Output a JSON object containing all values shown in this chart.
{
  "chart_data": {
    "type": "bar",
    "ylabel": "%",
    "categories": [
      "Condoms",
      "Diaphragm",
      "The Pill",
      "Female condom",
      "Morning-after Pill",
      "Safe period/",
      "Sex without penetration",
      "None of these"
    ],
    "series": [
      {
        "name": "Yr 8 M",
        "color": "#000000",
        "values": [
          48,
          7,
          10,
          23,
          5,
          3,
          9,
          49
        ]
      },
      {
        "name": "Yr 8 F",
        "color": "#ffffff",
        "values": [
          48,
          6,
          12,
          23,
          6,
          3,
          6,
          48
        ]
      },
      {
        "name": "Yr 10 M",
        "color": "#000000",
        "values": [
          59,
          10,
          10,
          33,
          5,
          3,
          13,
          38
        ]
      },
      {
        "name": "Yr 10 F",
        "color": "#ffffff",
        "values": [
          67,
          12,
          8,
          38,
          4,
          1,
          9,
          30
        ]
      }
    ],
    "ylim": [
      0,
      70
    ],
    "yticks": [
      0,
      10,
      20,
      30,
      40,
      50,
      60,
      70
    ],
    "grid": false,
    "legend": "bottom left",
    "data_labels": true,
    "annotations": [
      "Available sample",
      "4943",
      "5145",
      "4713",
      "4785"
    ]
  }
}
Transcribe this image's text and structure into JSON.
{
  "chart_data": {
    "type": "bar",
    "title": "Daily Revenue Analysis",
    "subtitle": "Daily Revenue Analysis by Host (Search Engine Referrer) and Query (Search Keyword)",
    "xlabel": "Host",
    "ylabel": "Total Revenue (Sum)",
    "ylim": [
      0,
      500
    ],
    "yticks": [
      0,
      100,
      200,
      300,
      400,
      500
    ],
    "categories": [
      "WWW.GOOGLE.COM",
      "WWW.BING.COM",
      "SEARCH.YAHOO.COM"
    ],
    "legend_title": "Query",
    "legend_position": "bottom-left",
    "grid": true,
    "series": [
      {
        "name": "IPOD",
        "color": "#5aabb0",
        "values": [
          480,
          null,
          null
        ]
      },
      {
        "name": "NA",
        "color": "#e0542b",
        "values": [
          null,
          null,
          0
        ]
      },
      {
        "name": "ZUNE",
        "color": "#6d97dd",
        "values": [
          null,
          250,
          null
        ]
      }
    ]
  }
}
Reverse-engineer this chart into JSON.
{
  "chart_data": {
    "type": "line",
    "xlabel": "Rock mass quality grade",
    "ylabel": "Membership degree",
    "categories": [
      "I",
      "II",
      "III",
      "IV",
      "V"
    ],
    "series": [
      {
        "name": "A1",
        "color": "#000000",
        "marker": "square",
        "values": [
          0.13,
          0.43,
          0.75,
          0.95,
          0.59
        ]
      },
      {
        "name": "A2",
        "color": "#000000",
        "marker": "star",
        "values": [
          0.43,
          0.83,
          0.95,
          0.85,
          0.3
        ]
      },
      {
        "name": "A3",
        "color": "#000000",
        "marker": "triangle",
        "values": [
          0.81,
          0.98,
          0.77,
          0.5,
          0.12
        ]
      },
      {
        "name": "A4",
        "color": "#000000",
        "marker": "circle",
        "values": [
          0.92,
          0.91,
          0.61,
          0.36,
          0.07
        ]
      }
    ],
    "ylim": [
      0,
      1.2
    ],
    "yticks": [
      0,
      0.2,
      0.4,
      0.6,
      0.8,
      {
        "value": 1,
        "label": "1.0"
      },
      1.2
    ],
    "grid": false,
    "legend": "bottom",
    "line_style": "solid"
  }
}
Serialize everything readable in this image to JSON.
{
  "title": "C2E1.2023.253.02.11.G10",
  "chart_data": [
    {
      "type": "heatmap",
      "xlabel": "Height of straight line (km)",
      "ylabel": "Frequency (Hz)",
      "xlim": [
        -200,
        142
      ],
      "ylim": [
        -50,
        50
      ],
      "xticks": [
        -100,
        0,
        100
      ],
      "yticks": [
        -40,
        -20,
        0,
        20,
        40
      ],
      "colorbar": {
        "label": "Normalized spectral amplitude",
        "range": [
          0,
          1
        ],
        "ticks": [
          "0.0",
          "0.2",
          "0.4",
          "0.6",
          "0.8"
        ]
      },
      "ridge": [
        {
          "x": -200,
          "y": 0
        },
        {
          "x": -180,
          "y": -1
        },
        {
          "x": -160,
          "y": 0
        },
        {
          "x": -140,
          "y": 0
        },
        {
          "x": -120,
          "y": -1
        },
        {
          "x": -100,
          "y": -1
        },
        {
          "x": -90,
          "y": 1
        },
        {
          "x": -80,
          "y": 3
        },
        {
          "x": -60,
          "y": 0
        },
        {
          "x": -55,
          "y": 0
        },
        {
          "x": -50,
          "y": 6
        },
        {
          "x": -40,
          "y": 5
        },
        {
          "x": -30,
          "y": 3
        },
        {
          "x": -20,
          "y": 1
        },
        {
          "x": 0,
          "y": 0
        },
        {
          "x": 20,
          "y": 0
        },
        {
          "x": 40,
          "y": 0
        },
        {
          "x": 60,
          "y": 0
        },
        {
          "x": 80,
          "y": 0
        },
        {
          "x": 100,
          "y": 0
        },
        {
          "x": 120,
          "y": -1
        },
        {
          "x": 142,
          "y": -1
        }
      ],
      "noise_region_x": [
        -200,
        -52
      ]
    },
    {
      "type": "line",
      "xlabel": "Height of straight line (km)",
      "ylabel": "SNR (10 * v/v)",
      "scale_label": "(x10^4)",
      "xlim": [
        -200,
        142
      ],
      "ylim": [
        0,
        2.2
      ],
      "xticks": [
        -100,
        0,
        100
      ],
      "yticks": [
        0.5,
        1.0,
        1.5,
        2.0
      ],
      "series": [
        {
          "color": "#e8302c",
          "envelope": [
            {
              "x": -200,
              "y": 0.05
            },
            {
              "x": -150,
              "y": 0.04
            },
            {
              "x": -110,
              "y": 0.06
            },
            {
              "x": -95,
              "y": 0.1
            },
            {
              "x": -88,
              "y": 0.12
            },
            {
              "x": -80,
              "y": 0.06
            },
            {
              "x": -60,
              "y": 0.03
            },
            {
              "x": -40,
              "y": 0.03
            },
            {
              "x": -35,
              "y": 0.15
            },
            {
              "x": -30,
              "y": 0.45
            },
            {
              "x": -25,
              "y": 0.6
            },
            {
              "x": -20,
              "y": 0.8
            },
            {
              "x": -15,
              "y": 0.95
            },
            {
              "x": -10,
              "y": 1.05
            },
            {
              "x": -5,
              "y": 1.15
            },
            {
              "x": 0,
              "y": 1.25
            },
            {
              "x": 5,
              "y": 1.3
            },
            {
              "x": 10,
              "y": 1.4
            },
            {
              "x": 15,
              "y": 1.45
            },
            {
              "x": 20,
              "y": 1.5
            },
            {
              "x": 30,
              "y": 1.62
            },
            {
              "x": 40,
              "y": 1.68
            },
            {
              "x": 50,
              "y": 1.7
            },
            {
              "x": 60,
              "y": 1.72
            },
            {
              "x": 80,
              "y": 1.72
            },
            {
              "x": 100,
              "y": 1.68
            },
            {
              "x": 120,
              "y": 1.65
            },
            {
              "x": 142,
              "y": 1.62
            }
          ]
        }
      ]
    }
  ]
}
○ ○ ○ ○ ○ ○ ○
BRIEF — Copy every line verbatim.

ANSWER TO THIS PROBLEM —
Output a JSON object containing all values shown in this chart.
{
  "chart_data": {
    "type": "bar",
    "ylabel": "%",
    "categories": [
      "Condoms",
      "Diaphragm",
      "The Pill",
      "Female condom",
      "Morning-after Pill",
      "Safe period/",
      "Sex without penetration",
      "None of these"
    ],
    "series": [
      {
        "name": "Yr 8 M",
        "color": "#000000",
        "values": [
          48,
          7,
          10,
          23,
          5,
          3,
          9,
          49
        ]
      },
      {
        "name": "Yr 8 F",
        "color": "#ffffff",
        "values": [
          48,
          6,
          12,
          23,
          6,
          3,
          6,
          48
        ]
      },
      {
        "name": "Yr 10 M",
        "color": "#000000",
        "values": [
          59,
          10,
          10,
          33,
          5,
          3,
          13,
          38
        ]
      },
      {
        "name": "Yr 10 F",
        "color": "#ffffff",
        "values": [
          67,
          12,
          8,
          38,
          4,
          1,
          9,
          30
        ]
      }
    ],
    "ylim": [
      0,
      70
    ],
    "yticks": [
      0,
      10,
      20,
      30,
      40,
      50,
      60,
      70
    ],
    "grid": false,
    "legend": "bottom left",
    "data_labels": true,
    "annotations": [
      "Available sample",
      "4943",
      "5145",
      "4713",
      "4785"
    ]
  }
}
Transcribe this image's text and structure into JSON.
{
  "chart_data": {
    "type": "bar",
    "title": "Daily Revenue Analysis",
    "subtitle": "Daily Revenue Analysis by Host (Search Engine Referrer) and Query (Search Keyword)",
    "xlabel": "Host",
    "ylabel": "Total Revenue (Sum)",
    "ylim": [
      0,
      500
    ],
    "yticks": [
      0,
      100,
      200,
      300,
      400,
      500
    ],
    "categories": [
      "WWW.GOOGLE.COM",
      "WWW.BING.COM",
      "SEARCH.YAHOO.COM"
    ],
    "legend_title": "Query",
    "legend_position": "bottom-left",
    "grid": true,
    "series": [
      {
        "name": "IPOD",
        "color": "#5aabb0",
        "values": [
          480,
          null,
          null
        ]
      },
      {
        "name": "NA",
        "color": "#e0542b",
        "values": [
          null,
          null,
          0
        ]
      },
      {
        "name": "ZUNE",
        "color": "#6d97dd",
        "values": [
          null,
          250,
          null
        ]
      }
    ]
  }
}
Reverse-engineer this chart into JSON.
{
  "chart_data": {
    "type": "line",
    "xlabel": "Rock mass quality grade",
    "ylabel": "Membership degree",
    "categories": [
      "I",
      "II",
      "III",
      "IV",
      "V"
    ],
    "series": [
      {
        "name": "A1",
        "color": "#000000",
        "marker": "square",
        "values": [
          0.13,
          0.43,
          0.75,
          0.95,
          0.59
        ]
      },
      {
        "name": "A2",
        "color": "#000000",
        "marker": "star",
        "values": [
          0.43,
          0.83,
          0.95,
          0.85,
          0.3
        ]
      },
      {
        "name": "A3",
        "color": "#000000",
        "marker": "triangle",
        "values": [
          0.81,
          0.98,
          0.77,
          0.5,
          0.12
        ]
      },
      {
        "name": "A4",
        "color": "#000000",
        "marker": "circle",
        "values": [
          0.92,
          0.91,
          0.61,
          0.36,
          0.07
        ]
      }
    ],
    "ylim": [
      0,
      1.2
    ],
    "yticks": [
      0,
      0.2,
      0.4,
      0.6,
      0.8,
      {
        "value": 1,
        "label": "1.0"
      },
      1.2
    ],
    "grid": false,
    "legend": "bottom",
    "line_style": "solid"
  }
}
Serialize everything readable in this image to JSON.
{
  "title": "C2E1.2023.253.02.11.G10",
  "chart_data": [
    {
      "type": "heatmap",
      "xlabel": "Height of straight line (km)",
      "ylabel": "Frequency (Hz)",
      "xlim": [
        -200,
        142
      ],
      "ylim": [
        -50,
        50
      ],
      "xticks": [
        -100,
        0,
        100
      ],
      "yticks": [
        -40,
        -20,
        0,
        20,
        40
      ],
      "colorbar": {
        "label": "Normalized spectral amplitude",
        "range": [
          0,
          1
        ],
        "ticks": [
          "0.0",
          "0.2",
          "0.4",
          "0.6",
          "0.8"
        ]
      },
      "ridge": [
        {
          "x": -200,
          "y": 0
        },
        {
          "x": -180,
          "y": -1
        },
        {
          "x": -160,
          "y": 0
        },
        {
          "x": -140,
          "y": 0
        },
        {
          "x": -120,
          "y": -1
        },
        {
          "x": -100,
          "y": -1
        },
        {
          "x": -90,
          "y": 1
        },
        {
          "x": -80,
          "y": 3
        },
        {
          "x": -60,
          "y": 0
        },
        {
          "x": -55,
          "y": 0
        },
        {
          "x": -50,
          "y": 6
        },
        {
          "x": -40,
          "y": 5
        },
        {
          "x": -30,
          "y": 3
        },
        {
          "x": -20,
          "y": 1
        },
        {
          "x": 0,
          "y": 0
        },
        {
          "x": 20,
          "y": 0
        },
        {
          "x": 40,
          "y": 0
        },
        {
          "x": 60,
          "y": 0
        },
        {
          "x": 80,
          "y": 0
        },
        {
          "x": 100,
          "y": 0
        },
        {
          "x": 120,
          "y": -1
        },
        {
          "x": 142,
          "y": -1
        }
      ],
      "noise_region_x": [
        -200,
        -52
      ]
    },
    {
      "type": "line",
      "xlabel": "Height of straight line (km)",
      "ylabel": "SNR (10 * v/v)",
      "scale_label": "(x10^4)",
      "xlim": [
        -200,
        142
      ],
      "ylim": [
        0,
        2.2
      ],
      "xticks": [
        -100,
        0,
        100
      ],
      "yticks": [
        0.5,
        1.0,
        1.5,
        2.0
      ],
      "series": [
        {
          "color": "#e8302c",
          "envelope": [
            {
              "x": -200,
              "y": 0.05
            },
            {
              "x": -150,
              "y": 0.04
            },
            {
              "x": -110,
              "y": 0.06
            },
            {
              "x": -95,
              "y": 0.1
            },
            {
              "x": -88,
              "y": 0.12
            },
            {
              "x": -80,
              "y": 0.06
            },
            {
              "x": -60,
              "y": 0.03
            },
            {
              "x": -40,
              "y": 0.03
            },
            {
              "x": -35,
              "y": 0.15
            },
            {
              "x": -30,
              "y": 0.45
            },
            {
              "x": -25,
              "y": 0.6
            },
            {
              "x": -20,
              "y": 0.8
            },
            {
              "x": -15,
              "y": 0.95
            },
            {
              "x": -10,
              "y": 1.05
            },
            {
              "x": -5,
              "y": 1.15
            },
            {
              "x": 0,
              "y": 1.25
            },
            {
              "x": 5,
              "y": 1.3
            },
            {
              "x": 10,
              "y": 1.4
            },
            {
              "x": 15,
              "y": 1.45
            },
            {
              "x": 20,
              "y": 1.5
            },
            {
              "x": 30,
              "y": 1.62
            },
            {
              "x": 40,
              "y": 1.68
            },
            {
              "x": 50,
              "y": 1.7
            },
            {
              "x": 60,
              "y": 1.72
            },
            {
              "x": 80,
              "y": 1.72
            },
            {
              "x": 100,
              "y": 1.68
            },
            {
              "x": 120,
              "y": 1.65
            },
            {
              "x": 142,
              "y": 1.62
            }
          ]
        }
      ]
    }
  ]
}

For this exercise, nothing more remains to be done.